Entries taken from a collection
----------

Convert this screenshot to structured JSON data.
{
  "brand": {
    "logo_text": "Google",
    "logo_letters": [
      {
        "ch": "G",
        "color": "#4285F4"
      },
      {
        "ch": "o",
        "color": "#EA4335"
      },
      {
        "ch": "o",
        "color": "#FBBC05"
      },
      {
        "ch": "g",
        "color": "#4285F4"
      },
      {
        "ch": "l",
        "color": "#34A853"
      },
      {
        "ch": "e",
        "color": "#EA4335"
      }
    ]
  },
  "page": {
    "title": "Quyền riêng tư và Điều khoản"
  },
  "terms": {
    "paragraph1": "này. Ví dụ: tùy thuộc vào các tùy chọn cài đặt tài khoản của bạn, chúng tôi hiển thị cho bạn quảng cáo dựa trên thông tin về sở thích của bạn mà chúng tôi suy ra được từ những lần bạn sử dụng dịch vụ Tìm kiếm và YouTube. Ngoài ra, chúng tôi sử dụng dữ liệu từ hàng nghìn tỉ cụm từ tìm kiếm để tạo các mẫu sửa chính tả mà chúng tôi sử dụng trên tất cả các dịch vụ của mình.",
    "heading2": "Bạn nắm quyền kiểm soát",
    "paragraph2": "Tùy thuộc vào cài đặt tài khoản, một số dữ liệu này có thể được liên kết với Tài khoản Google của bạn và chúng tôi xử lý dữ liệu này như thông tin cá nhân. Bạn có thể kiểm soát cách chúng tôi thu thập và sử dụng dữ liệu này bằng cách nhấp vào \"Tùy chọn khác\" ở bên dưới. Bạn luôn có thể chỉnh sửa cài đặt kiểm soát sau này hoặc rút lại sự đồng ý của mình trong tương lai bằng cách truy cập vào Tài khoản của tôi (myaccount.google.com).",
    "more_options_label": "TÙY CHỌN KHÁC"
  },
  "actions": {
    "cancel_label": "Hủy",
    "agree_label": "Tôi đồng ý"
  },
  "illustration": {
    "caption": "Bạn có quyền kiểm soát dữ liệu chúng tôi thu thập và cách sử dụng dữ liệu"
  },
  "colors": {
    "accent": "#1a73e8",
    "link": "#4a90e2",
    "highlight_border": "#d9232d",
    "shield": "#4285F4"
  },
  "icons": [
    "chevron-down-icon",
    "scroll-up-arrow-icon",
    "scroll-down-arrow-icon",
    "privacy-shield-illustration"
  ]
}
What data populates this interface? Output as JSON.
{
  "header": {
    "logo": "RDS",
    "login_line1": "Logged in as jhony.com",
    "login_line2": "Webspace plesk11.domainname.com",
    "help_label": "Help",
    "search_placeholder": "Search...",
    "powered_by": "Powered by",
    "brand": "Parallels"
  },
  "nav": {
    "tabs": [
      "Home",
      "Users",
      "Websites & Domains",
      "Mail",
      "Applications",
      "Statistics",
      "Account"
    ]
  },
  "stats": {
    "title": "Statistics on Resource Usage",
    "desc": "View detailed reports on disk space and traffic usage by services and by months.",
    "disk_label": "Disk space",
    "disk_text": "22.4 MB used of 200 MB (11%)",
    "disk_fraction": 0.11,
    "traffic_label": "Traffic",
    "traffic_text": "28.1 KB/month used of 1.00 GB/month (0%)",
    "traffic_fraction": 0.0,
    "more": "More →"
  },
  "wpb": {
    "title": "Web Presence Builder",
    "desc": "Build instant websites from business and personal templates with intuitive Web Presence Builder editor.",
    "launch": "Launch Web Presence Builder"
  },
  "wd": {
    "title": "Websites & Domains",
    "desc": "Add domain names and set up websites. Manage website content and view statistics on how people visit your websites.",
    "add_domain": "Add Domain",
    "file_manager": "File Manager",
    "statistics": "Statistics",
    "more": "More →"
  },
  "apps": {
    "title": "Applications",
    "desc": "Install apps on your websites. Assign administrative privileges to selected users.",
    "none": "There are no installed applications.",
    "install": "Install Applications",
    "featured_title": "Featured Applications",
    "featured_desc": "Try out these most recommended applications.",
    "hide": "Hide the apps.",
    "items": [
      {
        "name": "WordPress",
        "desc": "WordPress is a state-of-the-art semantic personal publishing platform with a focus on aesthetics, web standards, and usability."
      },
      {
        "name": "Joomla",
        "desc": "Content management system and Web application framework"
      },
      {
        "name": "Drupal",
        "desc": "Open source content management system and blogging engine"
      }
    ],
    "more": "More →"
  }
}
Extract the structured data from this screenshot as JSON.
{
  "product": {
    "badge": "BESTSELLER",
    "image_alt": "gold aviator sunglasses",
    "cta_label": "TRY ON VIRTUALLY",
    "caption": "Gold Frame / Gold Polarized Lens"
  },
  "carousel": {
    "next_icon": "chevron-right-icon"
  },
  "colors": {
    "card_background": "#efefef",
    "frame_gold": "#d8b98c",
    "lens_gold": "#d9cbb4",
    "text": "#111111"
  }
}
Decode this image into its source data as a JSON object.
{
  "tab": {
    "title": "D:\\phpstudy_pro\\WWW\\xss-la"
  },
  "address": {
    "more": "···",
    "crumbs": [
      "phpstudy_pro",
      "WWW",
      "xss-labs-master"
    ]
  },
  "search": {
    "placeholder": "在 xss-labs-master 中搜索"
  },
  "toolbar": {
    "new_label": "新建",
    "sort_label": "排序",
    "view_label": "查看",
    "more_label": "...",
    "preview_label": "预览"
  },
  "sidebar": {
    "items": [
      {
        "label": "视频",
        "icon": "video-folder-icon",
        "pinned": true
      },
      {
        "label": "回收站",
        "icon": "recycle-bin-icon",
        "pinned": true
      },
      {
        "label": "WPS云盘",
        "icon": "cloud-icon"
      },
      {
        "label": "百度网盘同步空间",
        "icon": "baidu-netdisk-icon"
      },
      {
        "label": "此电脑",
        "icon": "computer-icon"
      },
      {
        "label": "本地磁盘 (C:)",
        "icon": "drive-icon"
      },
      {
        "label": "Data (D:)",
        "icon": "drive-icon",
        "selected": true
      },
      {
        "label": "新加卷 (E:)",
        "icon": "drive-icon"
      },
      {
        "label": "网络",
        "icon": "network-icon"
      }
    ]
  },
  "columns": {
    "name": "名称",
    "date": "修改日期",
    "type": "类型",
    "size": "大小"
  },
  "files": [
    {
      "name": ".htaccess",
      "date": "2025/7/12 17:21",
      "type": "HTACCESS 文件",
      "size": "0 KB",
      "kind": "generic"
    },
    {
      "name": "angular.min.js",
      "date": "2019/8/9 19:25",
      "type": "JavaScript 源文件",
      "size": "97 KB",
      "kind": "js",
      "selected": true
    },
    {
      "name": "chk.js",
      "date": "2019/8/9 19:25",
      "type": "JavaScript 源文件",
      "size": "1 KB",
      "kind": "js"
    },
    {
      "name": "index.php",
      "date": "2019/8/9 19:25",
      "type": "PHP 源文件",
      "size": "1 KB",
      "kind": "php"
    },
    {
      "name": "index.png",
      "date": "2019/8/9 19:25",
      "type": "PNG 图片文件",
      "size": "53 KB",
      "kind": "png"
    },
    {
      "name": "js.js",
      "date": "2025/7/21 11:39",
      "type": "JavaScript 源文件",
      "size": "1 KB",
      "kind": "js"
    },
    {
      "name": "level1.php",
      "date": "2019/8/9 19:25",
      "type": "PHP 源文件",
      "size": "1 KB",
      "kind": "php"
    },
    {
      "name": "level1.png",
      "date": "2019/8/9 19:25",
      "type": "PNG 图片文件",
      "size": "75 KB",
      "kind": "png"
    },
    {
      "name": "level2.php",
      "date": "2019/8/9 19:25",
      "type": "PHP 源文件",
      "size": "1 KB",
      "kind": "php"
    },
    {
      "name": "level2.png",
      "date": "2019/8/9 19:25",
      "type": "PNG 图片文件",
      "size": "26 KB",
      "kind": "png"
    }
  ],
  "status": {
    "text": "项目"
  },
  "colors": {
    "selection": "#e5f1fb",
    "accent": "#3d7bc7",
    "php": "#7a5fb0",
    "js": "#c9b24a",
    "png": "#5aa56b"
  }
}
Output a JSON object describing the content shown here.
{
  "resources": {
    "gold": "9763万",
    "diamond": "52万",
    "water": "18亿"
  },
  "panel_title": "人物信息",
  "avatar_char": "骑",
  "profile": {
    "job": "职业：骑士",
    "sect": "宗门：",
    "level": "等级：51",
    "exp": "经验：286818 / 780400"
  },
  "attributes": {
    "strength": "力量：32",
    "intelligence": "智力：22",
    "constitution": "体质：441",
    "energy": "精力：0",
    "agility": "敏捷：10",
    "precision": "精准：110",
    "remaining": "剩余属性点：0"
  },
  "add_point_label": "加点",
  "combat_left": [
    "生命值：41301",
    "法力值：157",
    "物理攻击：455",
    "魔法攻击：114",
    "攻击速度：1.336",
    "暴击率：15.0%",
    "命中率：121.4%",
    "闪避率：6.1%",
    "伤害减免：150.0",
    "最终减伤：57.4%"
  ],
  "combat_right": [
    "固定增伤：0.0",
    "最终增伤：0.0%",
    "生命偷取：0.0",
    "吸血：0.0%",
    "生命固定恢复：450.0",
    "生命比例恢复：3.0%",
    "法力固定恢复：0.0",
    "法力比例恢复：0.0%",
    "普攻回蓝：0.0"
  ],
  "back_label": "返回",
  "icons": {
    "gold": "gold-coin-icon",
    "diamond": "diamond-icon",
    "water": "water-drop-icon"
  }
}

----------

Written problem: Locate the lines above that contain "this" and copy them.

Exercise response:
Convert this screenshot to structured JSON data.
What data populates this interface? Output as JSON.
Extract the structured data from this screenshot as JSON.
Decode this image into its source data as a JSON object.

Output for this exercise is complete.